Rewrite the data below, replacing "x-tick-label" with "x-axis-tick-label" and keeping everything else the same. Leave the pictures out.
━━━━━━━━━━
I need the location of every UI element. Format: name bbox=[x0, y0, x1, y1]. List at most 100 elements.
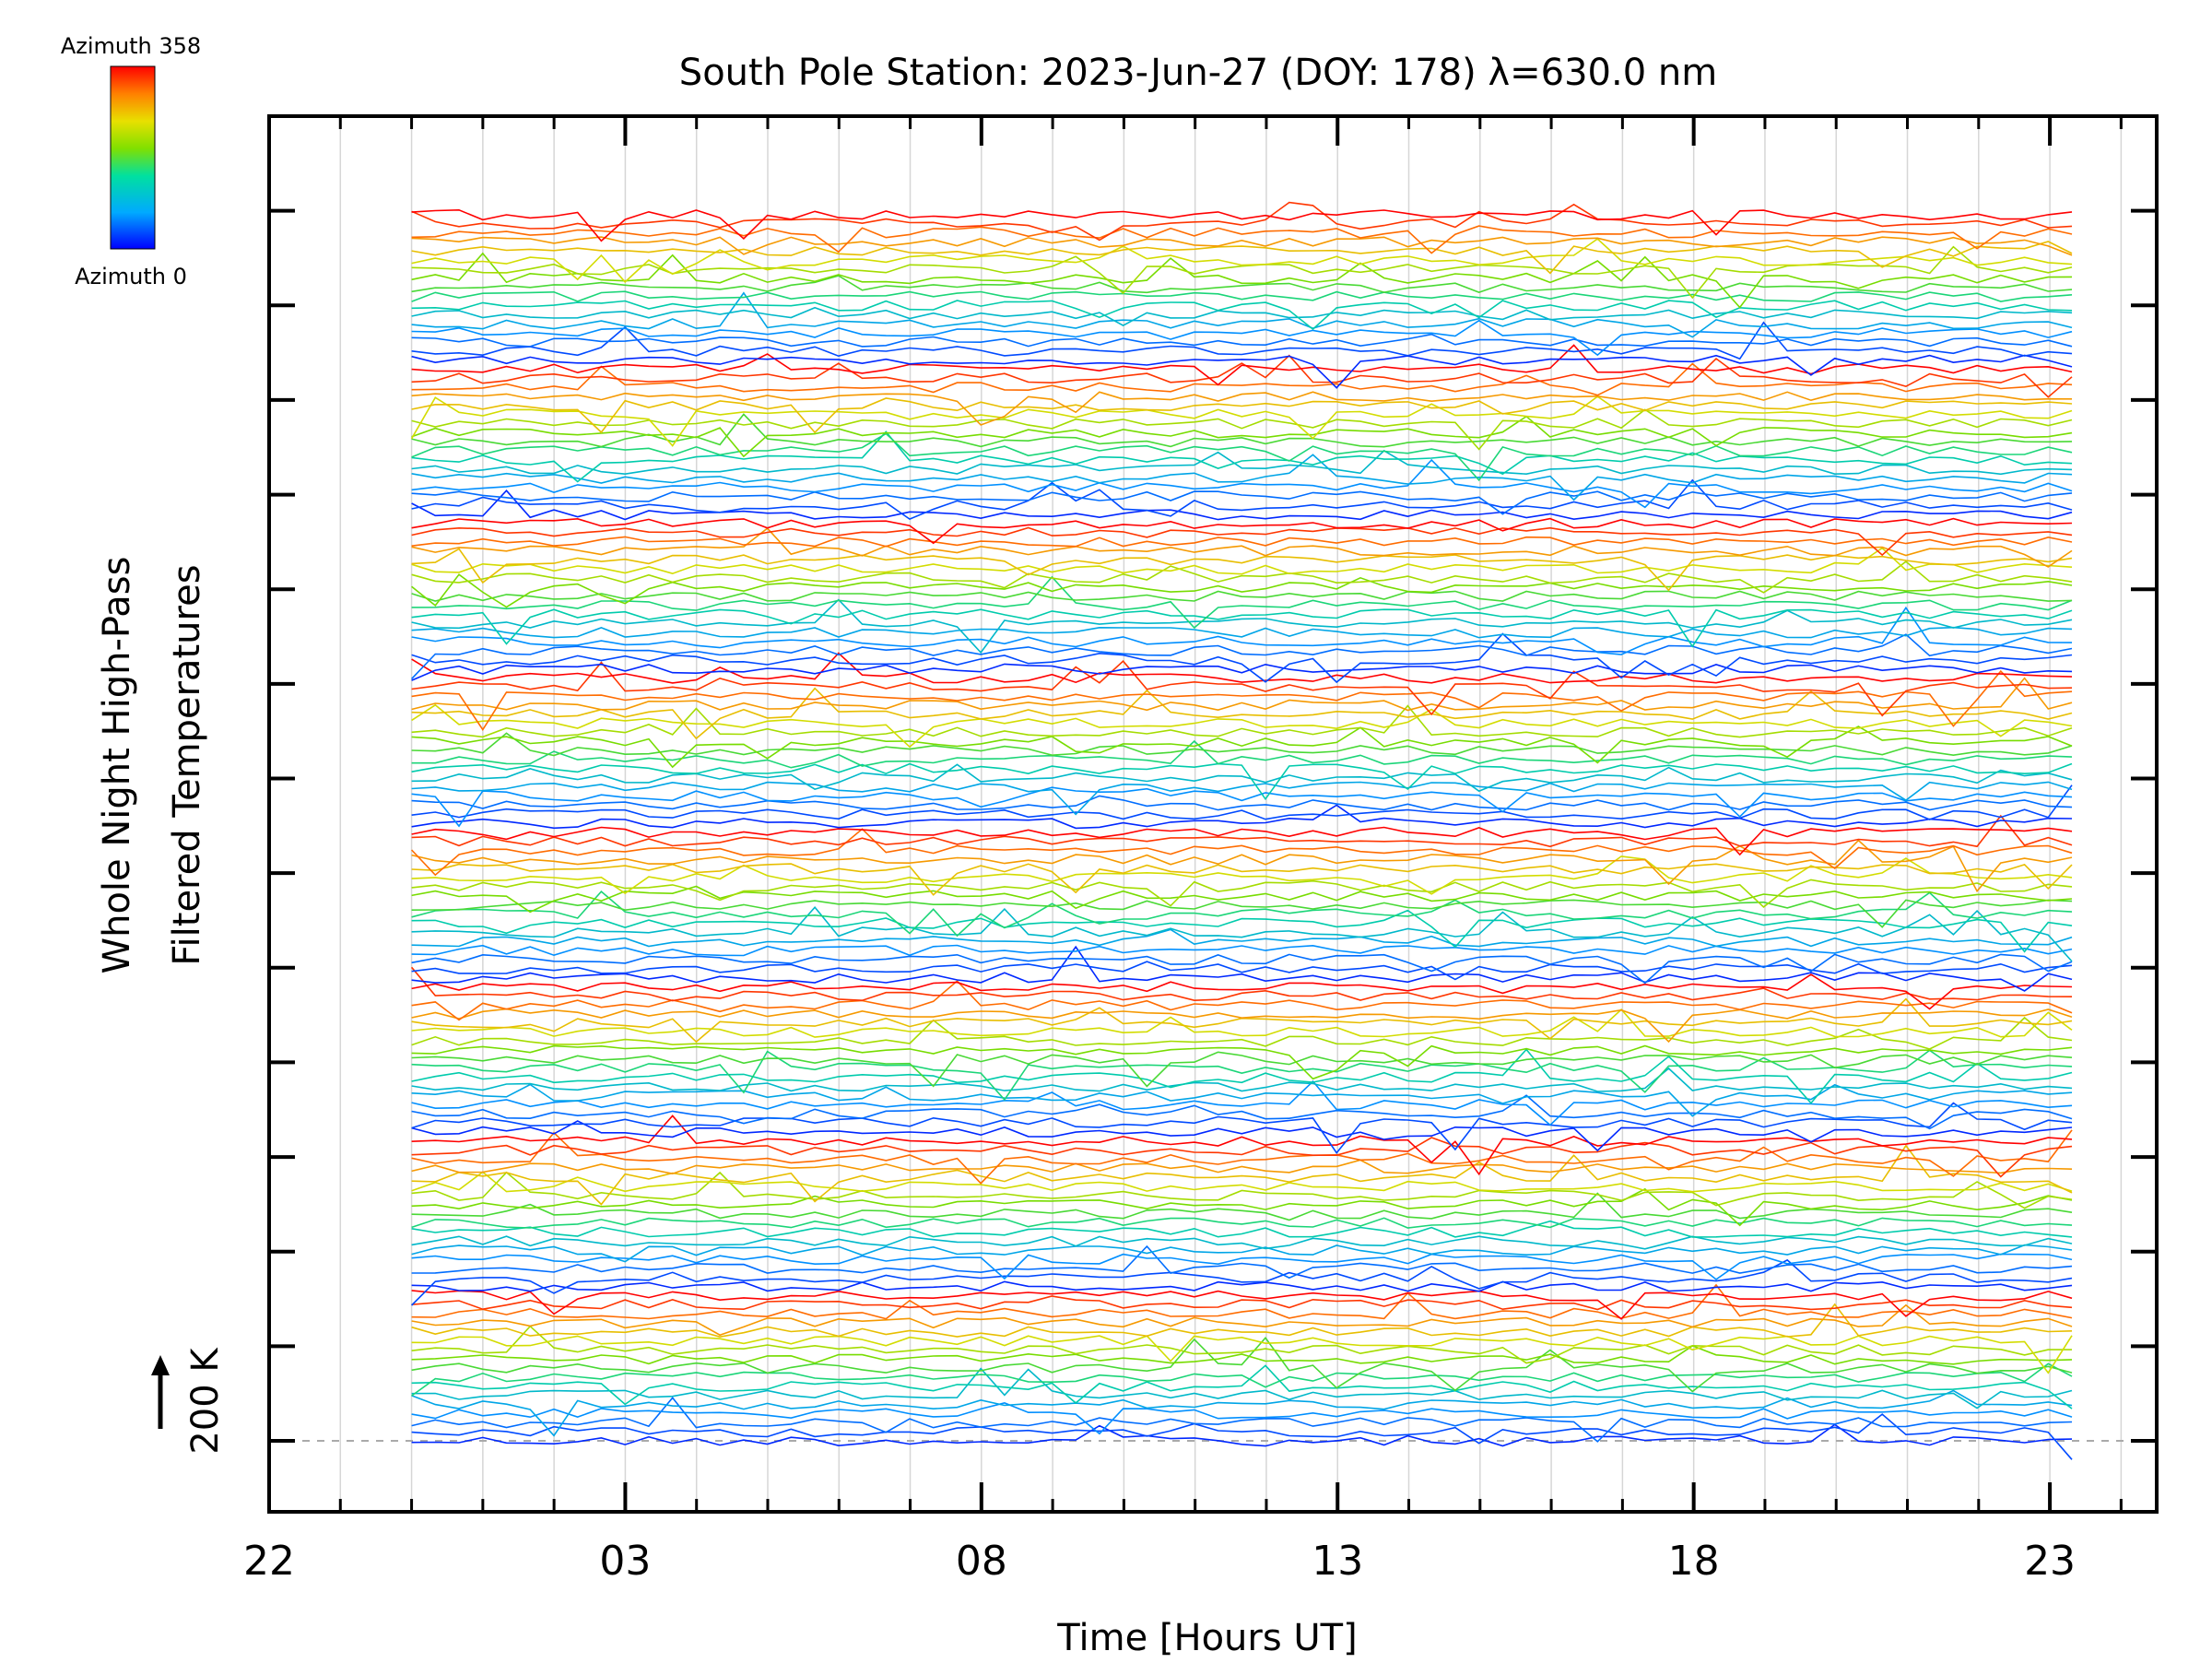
series-line bbox=[411, 1367, 2073, 1409]
series-line bbox=[411, 828, 2073, 877]
series-line bbox=[411, 1345, 2073, 1365]
series-line bbox=[411, 1144, 2073, 1206]
series-line bbox=[411, 1137, 2073, 1178]
y-axis-label-line-1: Whole Night High-Pass bbox=[96, 557, 138, 974]
series-line bbox=[411, 909, 2073, 953]
series-line bbox=[411, 855, 2073, 895]
x-tick-label: 18 bbox=[1668, 1538, 1720, 1585]
series-line bbox=[411, 1129, 2073, 1185]
series-line bbox=[411, 928, 2073, 948]
series-line bbox=[411, 633, 2073, 679]
series-line bbox=[410, 966, 2073, 1002]
series-line bbox=[411, 449, 2073, 476]
y-axis-label: Whole Night High-Pass Filtered Temperatu… bbox=[96, 557, 208, 974]
series-line bbox=[411, 781, 2073, 816]
series-line bbox=[411, 899, 2073, 928]
series-line bbox=[411, 1171, 2073, 1209]
series-line bbox=[411, 660, 2073, 717]
x-tick-label: 13 bbox=[1312, 1538, 1363, 1585]
series-line bbox=[411, 961, 2073, 981]
series-line bbox=[411, 291, 2073, 338]
scale-indicator: 200 K bbox=[151, 1347, 227, 1455]
series-line bbox=[411, 663, 2073, 681]
series-line bbox=[411, 238, 2073, 283]
series-line bbox=[411, 1094, 2073, 1130]
series-line bbox=[411, 1235, 2073, 1250]
legend-top-label: Azimuth 358 bbox=[61, 33, 201, 59]
series-line bbox=[411, 1079, 2073, 1126]
series-line bbox=[411, 1016, 2073, 1050]
series-line bbox=[411, 1159, 2073, 1175]
series-line bbox=[411, 236, 2073, 256]
series-line bbox=[411, 703, 2073, 749]
x-tick-label: 23 bbox=[2024, 1538, 2076, 1585]
series-line bbox=[411, 354, 2073, 398]
series-line bbox=[411, 590, 2073, 602]
series-line bbox=[411, 241, 2073, 275]
series-line bbox=[411, 762, 2073, 801]
series-line bbox=[411, 890, 2073, 938]
series-line bbox=[411, 333, 2073, 348]
series-line bbox=[411, 1220, 2073, 1238]
series-line bbox=[411, 458, 2073, 509]
series-line bbox=[411, 944, 2073, 957]
series-line bbox=[411, 560, 2073, 594]
series-line bbox=[411, 608, 2073, 648]
series-line bbox=[411, 1402, 2073, 1435]
series-line bbox=[411, 677, 2073, 712]
x-tick-label: 22 bbox=[243, 1538, 295, 1585]
series-line bbox=[411, 208, 2073, 242]
series-line bbox=[411, 454, 2073, 501]
scale-arrow-head bbox=[151, 1355, 170, 1375]
series-line bbox=[411, 547, 2073, 575]
series-line bbox=[411, 354, 2073, 389]
series-line bbox=[411, 391, 2073, 426]
series-line bbox=[411, 432, 2073, 482]
series-line bbox=[411, 652, 2073, 684]
series-line bbox=[411, 1120, 2073, 1152]
series-line bbox=[411, 980, 2073, 1021]
series-line bbox=[411, 1337, 2073, 1393]
series-line bbox=[411, 527, 2073, 568]
series-line bbox=[411, 536, 2073, 548]
series-line bbox=[411, 1049, 2073, 1102]
plot-area: 22 03 08 13 18 23 bbox=[243, 114, 2159, 1585]
legend-bottom-label: Azimuth 0 bbox=[75, 264, 187, 289]
series-line bbox=[411, 489, 2073, 521]
series-line bbox=[411, 704, 2073, 738]
series-line bbox=[411, 1303, 2073, 1337]
series-line bbox=[411, 1325, 2072, 1364]
series-line bbox=[411, 1303, 2073, 1339]
series-line bbox=[411, 225, 2073, 254]
series-line bbox=[411, 430, 2073, 483]
series-line bbox=[411, 517, 2073, 545]
series-line bbox=[411, 795, 2073, 811]
series-line bbox=[411, 321, 2073, 360]
series-line bbox=[411, 1335, 2073, 1374]
series-line bbox=[411, 1389, 2073, 1437]
chart-title: South Pole Station: 2023-Jun-27 (DOY: 17… bbox=[679, 52, 1717, 94]
series-line bbox=[411, 1115, 2073, 1176]
series-line bbox=[411, 490, 2073, 515]
series-line bbox=[411, 306, 2073, 327]
series-line bbox=[411, 1083, 2073, 1117]
series-line bbox=[411, 784, 2073, 820]
series-line bbox=[411, 804, 2073, 830]
series-line bbox=[411, 397, 2073, 434]
series-line bbox=[411, 526, 2073, 557]
series-line bbox=[411, 1362, 2073, 1397]
series-line bbox=[411, 1048, 2073, 1104]
series-line bbox=[411, 786, 2073, 828]
series-line bbox=[411, 573, 2073, 608]
x-axis-label: Time [Hours UT] bbox=[1056, 1617, 1357, 1659]
x-tick-label: 08 bbox=[956, 1538, 1007, 1585]
y-axis-label-line-2: Filtered Temperatures bbox=[166, 564, 208, 965]
series-line bbox=[411, 1244, 2073, 1263]
series-line bbox=[411, 413, 2073, 448]
series-line bbox=[411, 1008, 2073, 1044]
series-line bbox=[411, 814, 2073, 848]
series-line bbox=[411, 415, 2073, 458]
series-line bbox=[411, 1044, 2073, 1080]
━━━━━━━━━━
▶ **CORRECT OUTPUT**
I need the location of every UI element. Format: name bbox=[x0, y0, x1, y1]. List at most 100 elements.
series-line bbox=[411, 1367, 2073, 1409]
series-line bbox=[411, 828, 2073, 877]
series-line bbox=[411, 1345, 2073, 1365]
series-line bbox=[411, 1144, 2073, 1206]
series-line bbox=[411, 1137, 2073, 1178]
y-axis-label-line-1: Whole Night High-Pass bbox=[96, 557, 138, 974]
series-line bbox=[411, 909, 2073, 953]
series-line bbox=[411, 855, 2073, 895]
x-axis-tick-label: 18 bbox=[1668, 1538, 1720, 1585]
series-line bbox=[411, 1129, 2073, 1185]
series-line bbox=[411, 928, 2073, 948]
series-line bbox=[411, 633, 2073, 679]
series-line bbox=[410, 966, 2073, 1002]
series-line bbox=[411, 449, 2073, 476]
y-axis-label: Whole Night High-Pass Filtered Temperatu… bbox=[96, 557, 208, 974]
series-line bbox=[411, 781, 2073, 816]
series-line bbox=[411, 899, 2073, 928]
series-line bbox=[411, 1171, 2073, 1209]
series-line bbox=[411, 660, 2073, 717]
x-axis-tick-label: 13 bbox=[1312, 1538, 1363, 1585]
series-line bbox=[411, 961, 2073, 981]
series-line bbox=[411, 291, 2073, 338]
scale-indicator: 200 K bbox=[151, 1347, 227, 1455]
series-line bbox=[411, 663, 2073, 681]
series-line bbox=[411, 238, 2073, 283]
series-line bbox=[411, 1094, 2073, 1130]
series-line bbox=[411, 1235, 2073, 1250]
legend-top-label: Azimuth 358 bbox=[61, 33, 201, 59]
series-line bbox=[411, 1079, 2073, 1126]
series-line bbox=[411, 1016, 2073, 1050]
series-line bbox=[411, 1159, 2073, 1175]
series-line bbox=[411, 236, 2073, 256]
series-line bbox=[411, 703, 2073, 749]
x-axis-tick-label: 23 bbox=[2024, 1538, 2076, 1585]
series-line bbox=[411, 354, 2073, 398]
series-line bbox=[411, 590, 2073, 602]
series-line bbox=[411, 241, 2073, 275]
series-line bbox=[411, 762, 2073, 801]
series-line bbox=[411, 890, 2073, 938]
series-line bbox=[411, 333, 2073, 348]
series-line bbox=[411, 1220, 2073, 1238]
series-line bbox=[411, 458, 2073, 509]
series-line bbox=[411, 944, 2073, 957]
series-line bbox=[411, 560, 2073, 594]
series-line bbox=[411, 608, 2073, 648]
series-line bbox=[411, 1402, 2073, 1435]
series-line bbox=[411, 677, 2073, 712]
x-axis-tick-label: 22 bbox=[243, 1538, 295, 1585]
series-line bbox=[411, 208, 2073, 242]
series-line bbox=[411, 454, 2073, 501]
scale-arrow-head bbox=[151, 1355, 170, 1375]
series-line bbox=[411, 547, 2073, 575]
series-line bbox=[411, 354, 2073, 389]
series-line bbox=[411, 391, 2073, 426]
series-line bbox=[411, 432, 2073, 482]
series-line bbox=[411, 652, 2073, 684]
series-line bbox=[411, 1120, 2073, 1152]
series-line bbox=[411, 980, 2073, 1021]
series-line bbox=[411, 1337, 2073, 1393]
series-line bbox=[411, 527, 2073, 568]
series-line bbox=[411, 536, 2073, 548]
series-line bbox=[411, 1049, 2073, 1102]
plot-area: 22 03 08 13 18 23 bbox=[243, 114, 2159, 1585]
legend-bottom-label: Azimuth 0 bbox=[75, 264, 187, 289]
series-line bbox=[411, 489, 2073, 521]
series-line bbox=[411, 704, 2073, 738]
series-line bbox=[411, 1303, 2073, 1337]
series-line bbox=[411, 1325, 2072, 1364]
series-line bbox=[411, 1303, 2073, 1339]
series-line bbox=[411, 225, 2073, 254]
series-line bbox=[411, 430, 2073, 483]
series-line bbox=[411, 517, 2073, 545]
series-line bbox=[411, 795, 2073, 811]
series-line bbox=[411, 321, 2073, 360]
series-line bbox=[411, 1335, 2073, 1374]
series-line bbox=[411, 1389, 2073, 1437]
chart-title: South Pole Station: 2023-Jun-27 (DOY: 17… bbox=[679, 52, 1717, 94]
series-line bbox=[411, 1115, 2073, 1176]
series-line bbox=[411, 490, 2073, 515]
series-line bbox=[411, 306, 2073, 327]
series-line bbox=[411, 1083, 2073, 1117]
series-line bbox=[411, 784, 2073, 820]
series-line bbox=[411, 804, 2073, 830]
series-line bbox=[411, 397, 2073, 434]
series-line bbox=[411, 526, 2073, 557]
series-line bbox=[411, 1362, 2073, 1397]
series-line bbox=[411, 1048, 2073, 1104]
series-line bbox=[411, 786, 2073, 828]
series-line bbox=[411, 573, 2073, 608]
x-axis-label: Time [Hours UT] bbox=[1056, 1617, 1357, 1659]
x-axis-tick-label: 08 bbox=[956, 1538, 1007, 1585]
y-axis-label-line-2: Filtered Temperatures bbox=[166, 564, 208, 965]
series-line bbox=[411, 1244, 2073, 1263]
series-line bbox=[411, 413, 2073, 448]
series-line bbox=[411, 1008, 2073, 1044]
series-line bbox=[411, 814, 2073, 848]
series-line bbox=[411, 415, 2073, 458]
series-line bbox=[411, 1044, 2073, 1080]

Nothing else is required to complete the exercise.